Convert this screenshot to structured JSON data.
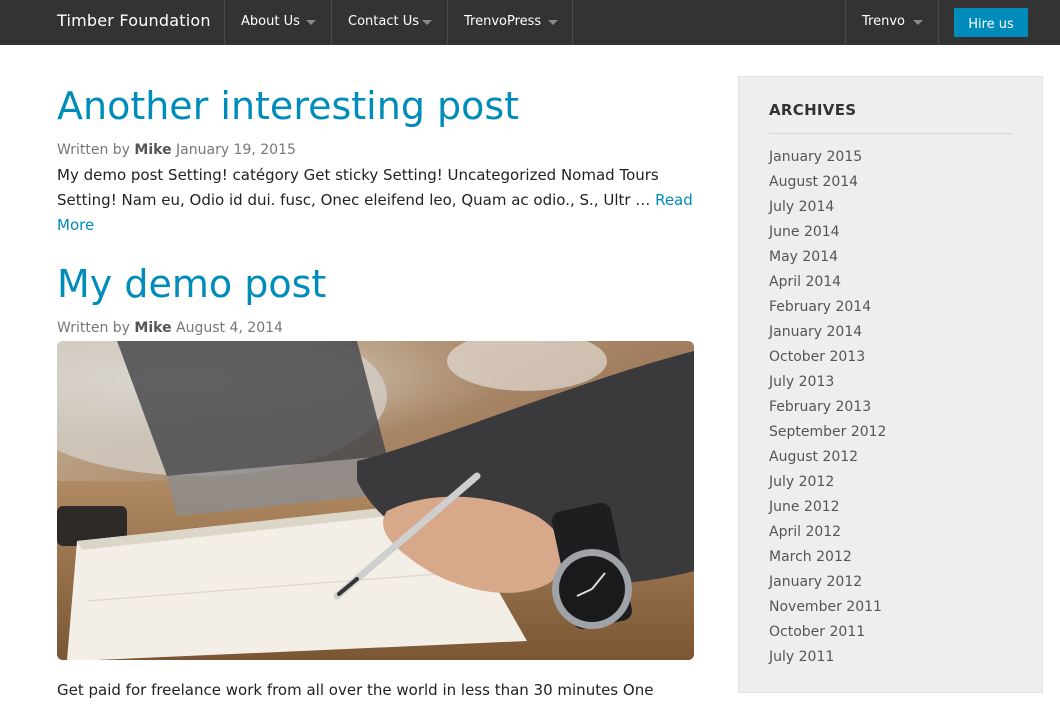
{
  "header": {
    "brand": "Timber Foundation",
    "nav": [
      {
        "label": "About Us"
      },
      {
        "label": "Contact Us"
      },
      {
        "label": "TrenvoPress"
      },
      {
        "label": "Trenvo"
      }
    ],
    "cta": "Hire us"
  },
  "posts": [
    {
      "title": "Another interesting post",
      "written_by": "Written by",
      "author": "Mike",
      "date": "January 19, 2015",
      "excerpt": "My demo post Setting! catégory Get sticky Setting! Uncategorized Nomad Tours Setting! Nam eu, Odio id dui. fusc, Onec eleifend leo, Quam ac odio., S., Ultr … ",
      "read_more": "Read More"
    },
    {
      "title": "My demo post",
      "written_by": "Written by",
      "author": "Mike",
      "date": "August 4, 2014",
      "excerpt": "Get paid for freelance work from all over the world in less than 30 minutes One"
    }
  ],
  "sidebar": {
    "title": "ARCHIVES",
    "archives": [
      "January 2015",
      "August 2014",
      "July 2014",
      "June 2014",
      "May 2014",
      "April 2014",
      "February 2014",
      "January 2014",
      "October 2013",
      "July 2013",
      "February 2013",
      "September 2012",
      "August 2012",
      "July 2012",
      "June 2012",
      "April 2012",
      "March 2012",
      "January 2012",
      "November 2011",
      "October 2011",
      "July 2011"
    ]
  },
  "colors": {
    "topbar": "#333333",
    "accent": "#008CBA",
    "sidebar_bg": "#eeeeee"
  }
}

+--

# Problem statement
Copy out each line exactly, without the pictures.

# Correct answer
Convert this screenshot to structured JSON data.
{
  "header": {
    "brand": "Timber Foundation",
    "nav": [
      {
        "label": "About Us"
      },
      {
        "label": "Contact Us"
      },
      {
        "label": "TrenvoPress"
      },
      {
        "label": "Trenvo"
      }
    ],
    "cta": "Hire us"
  },
  "posts": [
    {
      "title": "Another interesting post",
      "written_by": "Written by",
      "author": "Mike",
      "date": "January 19, 2015",
      "excerpt": "My demo post Setting! catégory Get sticky Setting! Uncategorized Nomad Tours Setting! Nam eu, Odio id dui. fusc, Onec eleifend leo, Quam ac odio., S., Ultr … ",
      "read_more": "Read More"
    },
    {
      "title": "My demo post",
      "written_by": "Written by",
      "author": "Mike",
      "date": "August 4, 2014",
      "excerpt": "Get paid for freelance work from all over the world in less than 30 minutes One"
    }
  ],
  "sidebar": {
    "title": "ARCHIVES",
    "archives": [
      "January 2015",
      "August 2014",
      "July 2014",
      "June 2014",
      "May 2014",
      "April 2014",
      "February 2014",
      "January 2014",
      "October 2013",
      "July 2013",
      "February 2013",
      "September 2012",
      "August 2012",
      "July 2012",
      "June 2012",
      "April 2012",
      "March 2012",
      "January 2012",
      "November 2011",
      "October 2011",
      "July 2011"
    ]
  },
  "colors": {
    "topbar": "#333333",
    "accent": "#008CBA",
    "sidebar_bg": "#eeeeee"
  }
}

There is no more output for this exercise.